* START Excerpt *

TERASCOPE DEMO AT SC'02 OFFERS PREVIEW OF EMERGING OPTIPUTER CAPABILITIES

BALTIMORE, MD -- Among the hot buzzwords being heard on the SC'02 show 
floor this week in Baltimore, those prefixed by "Lambda" are increasingly 
ubiquitous.

In networking parlance, Lambda refers to lightpaths, or more broadly, 
optically-enabled technology, tools and protocols. A variety of 
"Lambda-enabled" technologies are behind the University of Illinois at 
Chicago (UIC) Electronic Visualization Laboratory's TeraScope 
demonstration, now going on in the Project DataSpace booth.

TeraScope is a set of information visualization tools to query, correlate 
and visualize terabytes of data -- in this case, atmospheric data collected 
and maintained by the National Center for Atmospheric Research's (NCAR) 
Community Climate Model (CCM3). It also explores one aspect of the emerging 
OptIPuter architecture called LambdaRAM, which harnesses all the memory on 
a cluster to provide a high-speed data cache to minimize the impact of 
latency over long distance optical networks.

The National Science Foundation-sponsored OptIPuter is a powerfully 
distributed infrastructure that tightly couples computational, storage and 
visualization resources over parallel optical networks using the Internet 
Protocol (IP) communication mechanism. In short, the OptIPuter paradigm 
treats distributed computer clusters as a single giant computer where the 
dedicated optical network acts as the system bus.

* END Excerpt *
* START Data *

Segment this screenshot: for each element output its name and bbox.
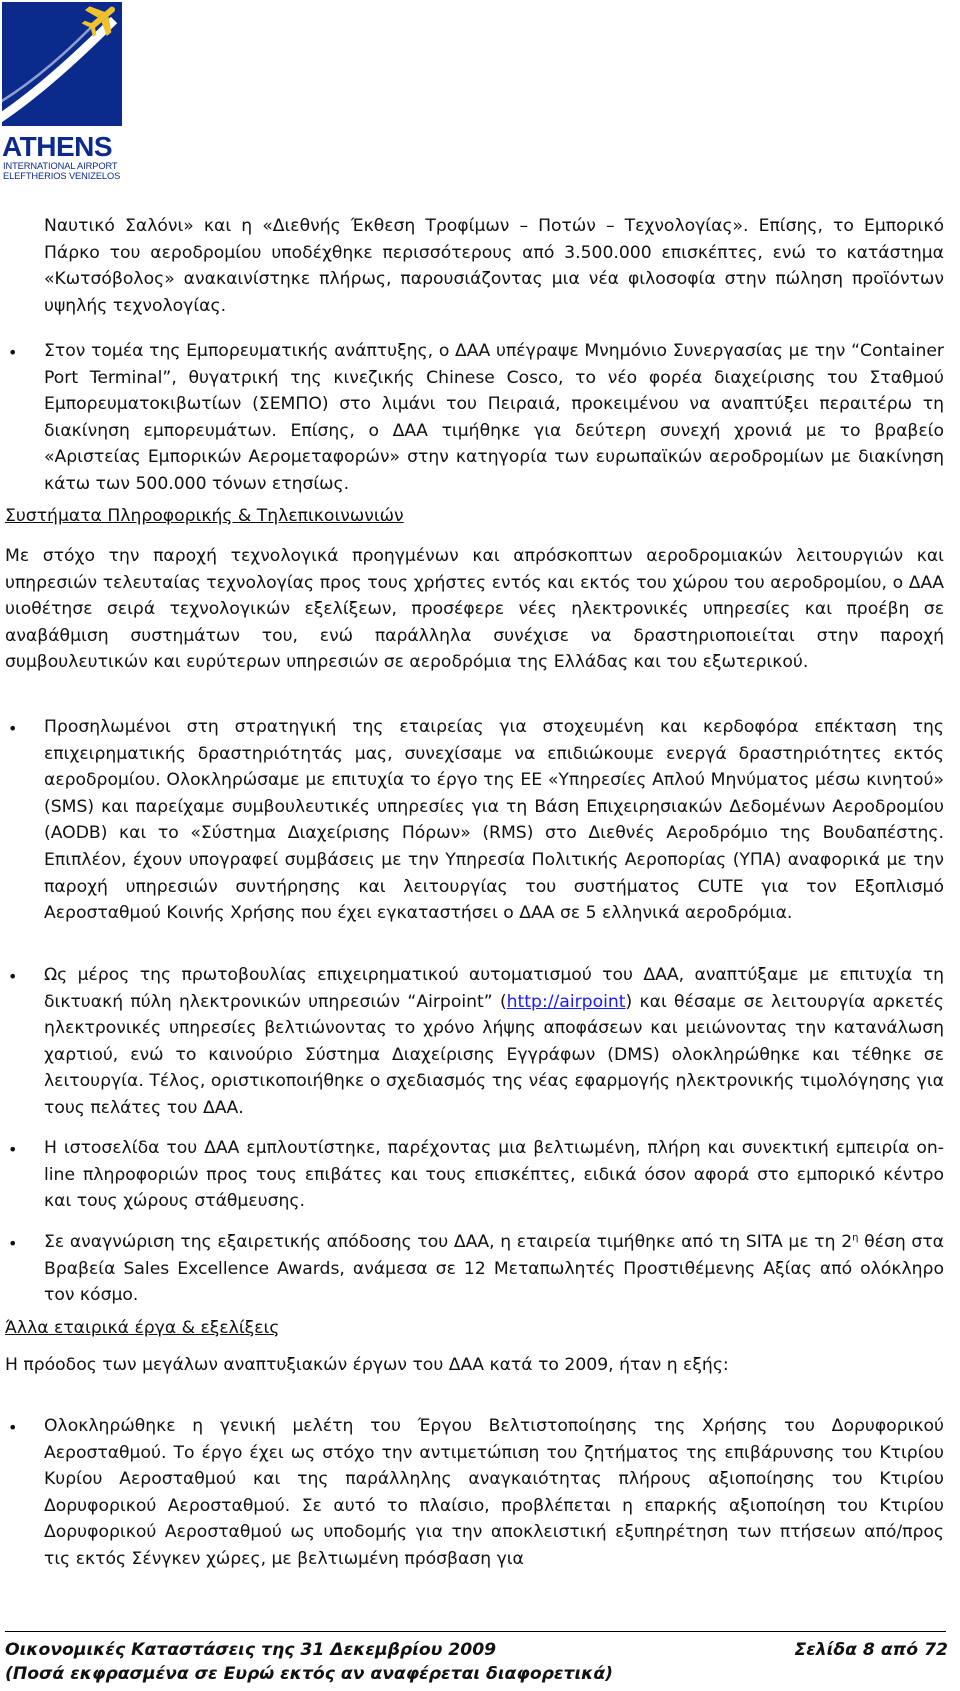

* END Data *

Given task:
According to the excerpt on the TeraScope demo, why does LambdaRAM harness all the memory on a cluster? The data plays no part in what follows.

Exercise output:
LambdaRAM pools all the memory on a cluster into a high-speed data cache. The cache minimizes the impact of latency over long-distance optical networks.